◆ TASK BRIEF ◆
Write a continuation of the adult immunisation text, starting after its final line.

◆ PROVIDED PASSAGE ◆
========

Recommendations and the Way Ahead

Various strategies, including the Global Strategy and Action Plan on Aging and Health, the Decade of Healthy Aging and the Immunisation Agenda 2030, have called for a life-course approach to immunisation policy. However, many nations still lack policies and funding for the existing vaccines.50 Political support for immunisation can be gathered by articulating an evidence-based narrative on the benefits of adult immunisation to the economy, the fight against non-communicable diseases and antimicrobial resistance, and addressing equity despite gender, medical, social or financial vulnerability.1,50

The International Council on Adult Immunisation (ICAI) has outlined a high-level roadmap to stimulate action, provide policy guidance, and envision a global adult immunisation platform that nations could adapt to fit their local contexts. This Council has highlighted the importance of programs to deliver existing influenza, pneumococcal, herpes zoster vaccines, and future COVID-19 vaccines to over a billion older adults at substantially higher risk of death and disability due to vaccine-preventable diseases.1

To drive the uptake of vaccines, it is crucial to identify and address the gaps in the following:

Monitoring systems to assess disease burden and vaccination uptake.

Uniform guidelines on adult vaccinations, preferably integrated with childhood immunisation to offer life-course immunisation.

Identification of population to target for vaccination and engagement with patient advocacy groups.

========

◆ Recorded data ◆

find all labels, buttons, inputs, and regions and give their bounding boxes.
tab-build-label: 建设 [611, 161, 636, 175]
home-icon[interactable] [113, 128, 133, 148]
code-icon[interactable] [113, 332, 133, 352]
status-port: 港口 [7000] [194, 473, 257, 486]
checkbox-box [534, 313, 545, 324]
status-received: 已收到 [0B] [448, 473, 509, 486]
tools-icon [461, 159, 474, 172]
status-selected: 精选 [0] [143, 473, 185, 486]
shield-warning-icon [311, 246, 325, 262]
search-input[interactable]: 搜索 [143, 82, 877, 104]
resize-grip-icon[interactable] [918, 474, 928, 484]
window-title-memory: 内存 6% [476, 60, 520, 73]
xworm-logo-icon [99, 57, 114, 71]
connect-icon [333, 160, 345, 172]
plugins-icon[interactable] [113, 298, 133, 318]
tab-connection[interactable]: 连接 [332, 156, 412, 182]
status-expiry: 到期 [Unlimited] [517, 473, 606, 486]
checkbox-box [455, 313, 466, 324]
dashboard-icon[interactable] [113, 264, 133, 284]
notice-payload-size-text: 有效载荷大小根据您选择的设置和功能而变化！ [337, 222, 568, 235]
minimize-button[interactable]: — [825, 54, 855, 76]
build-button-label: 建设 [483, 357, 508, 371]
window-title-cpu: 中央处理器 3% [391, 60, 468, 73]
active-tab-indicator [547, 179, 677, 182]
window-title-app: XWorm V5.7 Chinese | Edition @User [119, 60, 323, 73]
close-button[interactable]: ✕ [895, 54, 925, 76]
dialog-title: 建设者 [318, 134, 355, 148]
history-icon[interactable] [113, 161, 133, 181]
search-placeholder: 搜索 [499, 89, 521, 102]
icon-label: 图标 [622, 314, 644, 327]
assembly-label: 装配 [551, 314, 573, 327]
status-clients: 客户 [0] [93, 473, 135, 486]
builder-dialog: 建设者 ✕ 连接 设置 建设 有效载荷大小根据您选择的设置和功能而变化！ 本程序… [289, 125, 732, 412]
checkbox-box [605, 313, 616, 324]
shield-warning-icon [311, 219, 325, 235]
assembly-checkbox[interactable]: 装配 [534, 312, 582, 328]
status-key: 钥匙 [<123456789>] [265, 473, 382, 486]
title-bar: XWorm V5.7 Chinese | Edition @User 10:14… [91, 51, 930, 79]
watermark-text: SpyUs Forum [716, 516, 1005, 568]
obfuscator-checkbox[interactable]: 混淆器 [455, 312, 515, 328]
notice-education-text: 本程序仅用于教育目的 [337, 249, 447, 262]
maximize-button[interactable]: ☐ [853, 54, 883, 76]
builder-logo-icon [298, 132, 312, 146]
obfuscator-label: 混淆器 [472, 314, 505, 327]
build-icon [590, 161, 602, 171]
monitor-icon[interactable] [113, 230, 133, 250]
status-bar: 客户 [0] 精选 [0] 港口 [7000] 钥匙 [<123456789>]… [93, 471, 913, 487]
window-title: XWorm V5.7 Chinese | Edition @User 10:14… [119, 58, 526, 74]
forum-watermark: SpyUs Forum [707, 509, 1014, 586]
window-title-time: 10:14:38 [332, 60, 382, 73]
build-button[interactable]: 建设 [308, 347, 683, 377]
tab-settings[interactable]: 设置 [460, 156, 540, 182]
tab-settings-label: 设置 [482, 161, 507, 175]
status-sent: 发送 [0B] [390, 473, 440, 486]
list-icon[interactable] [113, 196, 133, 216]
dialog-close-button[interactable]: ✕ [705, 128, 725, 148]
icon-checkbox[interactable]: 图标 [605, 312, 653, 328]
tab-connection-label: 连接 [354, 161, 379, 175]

========

◆ RESULT BELOW ◆
Additionally, each country needs to have a national adult immunisation policy complemented by a robust and sustainable implementation plan supported by sufficient resources. Where government subsidies are not possible, regional collaborations could be explored to make vaccines more affordable. Figure 2 illustrates the suggested key steps to optimise adult vaccination in the Asia-Pacific region using an Integrated and multifaceted approach.

Figure 2 Integrated and multifaceted approach for optimising vaccine uptake in older adults.

Notes: A successful strategy for increasing vaccine uptake in older adults should involve multiple approaches working together in an integrated and coordinated manner. By combining these through a comprehensive and organised plan, healthcare providers and public health officials can optimize vaccine uptake in older adults and help protect this vulnerable population from vaccine-preventable diseases.

Conclusion

Some nations in the Asia Pacific region tend to lag behind Western nations in adult immunisation in the areas of the utilization of quality vaccines, financing and/or increasing national commitment to adult immunisation. The coverage of adult vaccination can be improved through strong political will and commitment, collaborative efforts from politicians, policymakers, HCPs and medical associations, non-government organisations, community organisations and academia towards supporting adult immunisations and improving systems, processes and collaboration within the regions and nations.

Acknowledgments

An Asia-Pacific regional meeting on the topic ‘Optimising Vaccine Utilisation in Older Adults in Asia-Pacific’, convened by Janssen Pharmaceuticals was a springboard for subsequent manuscript development by all authors. Editorial and medical writing support was provided by Transform Medical Communications, which was funded by Janssen Pharmaceuticals Asia Pacific. The authors sincerely appreciate the medical writing support provided by Dr Sajita Setia, Executive Director, Transform Medical Communications, Auckland, New Zealand, and Dr Veena Angle, Singapore, on behalf of Transform Medical Communications.

Disclosure

Professor Michael Woodward reports advisory board membership and personal fees from Janssen/Johnson and Johnson, GSK, Merck/MSD, Pfizer, and CSL/Seqirus, during the conduct of the study. The views and opinions expressed in this article are those of the authors and do not represent or reflect in any way the official policy or position of their current or previous employers or collaborators. No author received an honorarium for the preparation of the article. The authors report no other conflicts of interest in this work.